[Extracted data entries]
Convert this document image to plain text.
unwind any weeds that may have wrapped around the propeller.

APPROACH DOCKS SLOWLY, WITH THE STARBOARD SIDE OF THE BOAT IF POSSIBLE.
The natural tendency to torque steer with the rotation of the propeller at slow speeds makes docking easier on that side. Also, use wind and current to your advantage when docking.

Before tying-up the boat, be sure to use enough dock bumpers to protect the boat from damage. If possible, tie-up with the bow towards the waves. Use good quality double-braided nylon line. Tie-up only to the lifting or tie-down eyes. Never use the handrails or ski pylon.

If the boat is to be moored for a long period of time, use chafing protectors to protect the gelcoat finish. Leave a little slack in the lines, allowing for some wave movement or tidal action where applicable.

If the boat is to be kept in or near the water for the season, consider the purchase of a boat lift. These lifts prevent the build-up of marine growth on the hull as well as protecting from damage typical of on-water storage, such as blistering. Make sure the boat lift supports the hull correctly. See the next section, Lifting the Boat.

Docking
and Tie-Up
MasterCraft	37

Directions: Retype all of the material, keeping each line exact.

Written answer:
Convert this document image to plain text.
unwind any weeds that may have wrapped around the propeller.

APPROACH DOCKS SLOWLY, WITH THE STARBOARD SIDE OF THE BOAT IF POSSIBLE.
The natural tendency to torque steer with the rotation of the propeller at slow speeds makes docking easier on that side. Also, use wind and current to your advantage when docking.

Before tying-up the boat, be sure to use enough dock bumpers to protect the boat from damage. If possible, tie-up with the bow towards the waves. Use good quality double-braided nylon line. Tie-up only to the lifting or tie-down eyes. Never use the handrails or ski pylon.

If the boat is to be moored for a long period of time, use chafing protectors to protect the gelcoat finish. Leave a little slack in the lines, allowing for some wave movement or tidal action where applicable.

If the boat is to be kept in or near the water for the season, consider the purchase of a boat lift. These lifts prevent the build-up of marine growth on the hull as well as protecting from damage typical of on-water storage, such as blistering. Make sure the boat lift supports the hull correctly. See the next section, Lifting the Boat.

Docking
and Tie-Up
MasterCraft	37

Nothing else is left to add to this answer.